#### MATERIAL PROVIDED ####
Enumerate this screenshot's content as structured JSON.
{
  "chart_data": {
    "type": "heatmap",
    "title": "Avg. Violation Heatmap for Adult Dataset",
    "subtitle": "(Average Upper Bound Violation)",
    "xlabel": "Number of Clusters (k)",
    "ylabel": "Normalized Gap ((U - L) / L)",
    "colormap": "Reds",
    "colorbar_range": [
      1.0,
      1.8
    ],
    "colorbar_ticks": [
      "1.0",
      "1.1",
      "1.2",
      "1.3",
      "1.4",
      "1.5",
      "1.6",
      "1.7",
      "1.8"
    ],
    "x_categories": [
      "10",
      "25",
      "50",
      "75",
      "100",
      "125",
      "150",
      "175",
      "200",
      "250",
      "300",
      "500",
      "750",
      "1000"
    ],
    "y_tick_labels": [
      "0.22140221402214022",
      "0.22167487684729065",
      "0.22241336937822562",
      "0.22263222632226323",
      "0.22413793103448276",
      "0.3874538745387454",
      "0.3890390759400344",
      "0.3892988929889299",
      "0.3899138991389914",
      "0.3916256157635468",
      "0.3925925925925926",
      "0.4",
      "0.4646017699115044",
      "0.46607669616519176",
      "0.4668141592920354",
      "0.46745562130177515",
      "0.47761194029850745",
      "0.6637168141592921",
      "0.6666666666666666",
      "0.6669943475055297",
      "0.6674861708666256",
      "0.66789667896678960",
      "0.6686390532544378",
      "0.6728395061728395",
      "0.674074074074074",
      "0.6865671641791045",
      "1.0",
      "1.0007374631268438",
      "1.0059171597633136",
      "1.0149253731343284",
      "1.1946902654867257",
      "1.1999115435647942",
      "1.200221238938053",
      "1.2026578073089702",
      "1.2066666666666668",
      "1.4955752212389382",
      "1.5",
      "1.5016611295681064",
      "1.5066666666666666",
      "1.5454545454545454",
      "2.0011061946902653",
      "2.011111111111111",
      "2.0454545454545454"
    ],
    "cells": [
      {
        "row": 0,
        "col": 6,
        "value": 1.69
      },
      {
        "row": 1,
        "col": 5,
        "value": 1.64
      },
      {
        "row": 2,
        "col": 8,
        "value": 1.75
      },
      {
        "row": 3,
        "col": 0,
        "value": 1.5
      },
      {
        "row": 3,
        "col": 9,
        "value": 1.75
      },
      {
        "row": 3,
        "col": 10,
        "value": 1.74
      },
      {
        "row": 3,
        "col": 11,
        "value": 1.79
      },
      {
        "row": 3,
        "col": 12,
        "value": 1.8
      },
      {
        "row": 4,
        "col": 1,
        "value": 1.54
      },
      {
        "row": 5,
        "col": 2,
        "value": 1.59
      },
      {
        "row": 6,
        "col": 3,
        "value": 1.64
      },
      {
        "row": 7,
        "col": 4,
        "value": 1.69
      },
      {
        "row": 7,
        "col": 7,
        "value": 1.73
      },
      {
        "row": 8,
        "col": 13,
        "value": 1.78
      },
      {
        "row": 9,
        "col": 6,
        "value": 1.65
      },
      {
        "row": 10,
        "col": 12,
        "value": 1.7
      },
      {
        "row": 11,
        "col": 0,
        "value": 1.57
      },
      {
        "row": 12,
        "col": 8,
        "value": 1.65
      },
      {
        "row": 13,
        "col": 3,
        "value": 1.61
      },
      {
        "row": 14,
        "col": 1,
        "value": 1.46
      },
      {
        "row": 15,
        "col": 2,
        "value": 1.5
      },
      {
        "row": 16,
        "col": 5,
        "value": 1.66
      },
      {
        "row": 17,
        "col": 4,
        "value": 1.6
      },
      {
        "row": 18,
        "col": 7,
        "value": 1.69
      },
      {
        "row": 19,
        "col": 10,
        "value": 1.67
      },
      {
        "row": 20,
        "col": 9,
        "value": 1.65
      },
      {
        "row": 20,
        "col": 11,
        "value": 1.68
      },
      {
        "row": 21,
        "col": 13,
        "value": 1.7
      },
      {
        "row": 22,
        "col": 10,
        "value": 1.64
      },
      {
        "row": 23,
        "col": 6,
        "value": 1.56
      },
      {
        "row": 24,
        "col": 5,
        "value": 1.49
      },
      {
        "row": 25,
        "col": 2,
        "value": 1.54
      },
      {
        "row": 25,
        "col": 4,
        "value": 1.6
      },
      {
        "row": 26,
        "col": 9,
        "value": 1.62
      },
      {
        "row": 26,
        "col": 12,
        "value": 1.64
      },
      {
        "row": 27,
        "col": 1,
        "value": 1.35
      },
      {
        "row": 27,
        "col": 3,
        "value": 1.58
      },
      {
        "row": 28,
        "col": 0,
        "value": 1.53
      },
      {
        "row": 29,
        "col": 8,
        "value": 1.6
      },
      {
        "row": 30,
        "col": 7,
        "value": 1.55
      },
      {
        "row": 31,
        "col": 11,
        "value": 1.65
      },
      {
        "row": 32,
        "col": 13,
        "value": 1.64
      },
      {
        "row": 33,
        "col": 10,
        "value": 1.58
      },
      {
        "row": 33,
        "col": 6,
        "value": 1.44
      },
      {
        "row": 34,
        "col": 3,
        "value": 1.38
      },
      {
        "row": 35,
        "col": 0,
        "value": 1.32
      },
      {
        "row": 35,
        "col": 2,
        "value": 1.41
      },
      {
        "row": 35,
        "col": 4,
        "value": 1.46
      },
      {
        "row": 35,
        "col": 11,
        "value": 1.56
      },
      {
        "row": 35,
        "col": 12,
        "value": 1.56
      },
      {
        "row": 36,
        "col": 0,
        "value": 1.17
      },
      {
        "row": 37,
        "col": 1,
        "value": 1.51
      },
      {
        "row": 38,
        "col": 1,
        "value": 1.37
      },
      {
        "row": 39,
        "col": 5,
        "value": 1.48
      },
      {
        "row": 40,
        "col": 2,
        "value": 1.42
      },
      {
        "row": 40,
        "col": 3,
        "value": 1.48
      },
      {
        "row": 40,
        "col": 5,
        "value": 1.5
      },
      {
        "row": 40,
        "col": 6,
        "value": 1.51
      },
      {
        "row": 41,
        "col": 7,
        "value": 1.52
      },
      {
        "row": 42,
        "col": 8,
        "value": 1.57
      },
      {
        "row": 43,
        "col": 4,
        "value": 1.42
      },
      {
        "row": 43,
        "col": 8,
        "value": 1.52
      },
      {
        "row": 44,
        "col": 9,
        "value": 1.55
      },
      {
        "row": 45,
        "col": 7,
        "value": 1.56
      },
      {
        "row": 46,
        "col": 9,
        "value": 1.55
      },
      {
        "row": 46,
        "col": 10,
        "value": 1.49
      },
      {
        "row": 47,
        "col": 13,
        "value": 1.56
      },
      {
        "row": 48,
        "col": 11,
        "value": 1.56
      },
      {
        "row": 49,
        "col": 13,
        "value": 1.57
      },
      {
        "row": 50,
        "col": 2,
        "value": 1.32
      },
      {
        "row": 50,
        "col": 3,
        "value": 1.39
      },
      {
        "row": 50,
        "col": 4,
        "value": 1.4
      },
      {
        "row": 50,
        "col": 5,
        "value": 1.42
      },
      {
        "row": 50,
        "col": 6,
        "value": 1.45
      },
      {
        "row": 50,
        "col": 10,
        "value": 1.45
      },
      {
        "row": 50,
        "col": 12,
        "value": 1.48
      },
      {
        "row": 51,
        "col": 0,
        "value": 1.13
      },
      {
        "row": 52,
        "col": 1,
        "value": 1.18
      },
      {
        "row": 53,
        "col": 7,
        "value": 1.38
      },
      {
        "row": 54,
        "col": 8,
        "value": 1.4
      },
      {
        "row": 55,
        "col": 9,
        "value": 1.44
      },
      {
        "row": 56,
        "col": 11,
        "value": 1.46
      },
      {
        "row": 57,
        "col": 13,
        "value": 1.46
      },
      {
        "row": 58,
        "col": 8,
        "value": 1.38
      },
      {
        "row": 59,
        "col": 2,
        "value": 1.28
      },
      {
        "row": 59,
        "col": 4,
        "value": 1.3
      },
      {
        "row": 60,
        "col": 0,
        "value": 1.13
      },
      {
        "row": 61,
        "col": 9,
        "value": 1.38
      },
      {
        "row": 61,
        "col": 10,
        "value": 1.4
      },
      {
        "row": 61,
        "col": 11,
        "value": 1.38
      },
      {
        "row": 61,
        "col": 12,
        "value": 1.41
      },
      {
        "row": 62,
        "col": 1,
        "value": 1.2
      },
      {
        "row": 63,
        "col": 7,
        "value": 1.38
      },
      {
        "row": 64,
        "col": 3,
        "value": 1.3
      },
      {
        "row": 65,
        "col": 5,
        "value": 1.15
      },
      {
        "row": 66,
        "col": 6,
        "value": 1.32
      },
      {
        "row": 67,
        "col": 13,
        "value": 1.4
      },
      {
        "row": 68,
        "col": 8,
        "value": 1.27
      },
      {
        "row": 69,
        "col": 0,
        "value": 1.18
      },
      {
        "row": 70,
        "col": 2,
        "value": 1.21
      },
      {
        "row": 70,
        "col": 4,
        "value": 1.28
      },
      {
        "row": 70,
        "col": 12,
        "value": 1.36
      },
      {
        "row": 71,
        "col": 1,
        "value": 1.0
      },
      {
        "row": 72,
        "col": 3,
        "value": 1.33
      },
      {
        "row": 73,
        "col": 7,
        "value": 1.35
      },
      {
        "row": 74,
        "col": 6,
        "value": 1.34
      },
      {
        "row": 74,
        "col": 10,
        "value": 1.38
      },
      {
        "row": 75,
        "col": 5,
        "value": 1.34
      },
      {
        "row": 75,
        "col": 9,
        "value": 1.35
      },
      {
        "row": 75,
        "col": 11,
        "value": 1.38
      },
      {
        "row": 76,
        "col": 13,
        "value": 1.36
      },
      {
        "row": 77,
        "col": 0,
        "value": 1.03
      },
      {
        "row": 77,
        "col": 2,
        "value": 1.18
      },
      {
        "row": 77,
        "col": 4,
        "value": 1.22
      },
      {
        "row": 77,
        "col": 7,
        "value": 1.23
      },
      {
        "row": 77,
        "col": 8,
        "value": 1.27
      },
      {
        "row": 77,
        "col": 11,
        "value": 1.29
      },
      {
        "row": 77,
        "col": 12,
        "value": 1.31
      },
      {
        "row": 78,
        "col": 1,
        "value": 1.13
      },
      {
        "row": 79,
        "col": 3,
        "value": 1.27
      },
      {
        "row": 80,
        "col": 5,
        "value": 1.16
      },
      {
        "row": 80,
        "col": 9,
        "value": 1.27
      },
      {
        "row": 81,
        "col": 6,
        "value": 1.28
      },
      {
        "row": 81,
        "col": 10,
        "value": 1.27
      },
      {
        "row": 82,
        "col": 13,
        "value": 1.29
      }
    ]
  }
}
####
Each line that has the word "Violation" should be copied.

    "title": "Avg. Violation Heatmap for Adult Dataset",
    "subtitle": "(Average Upper Bound Violation)",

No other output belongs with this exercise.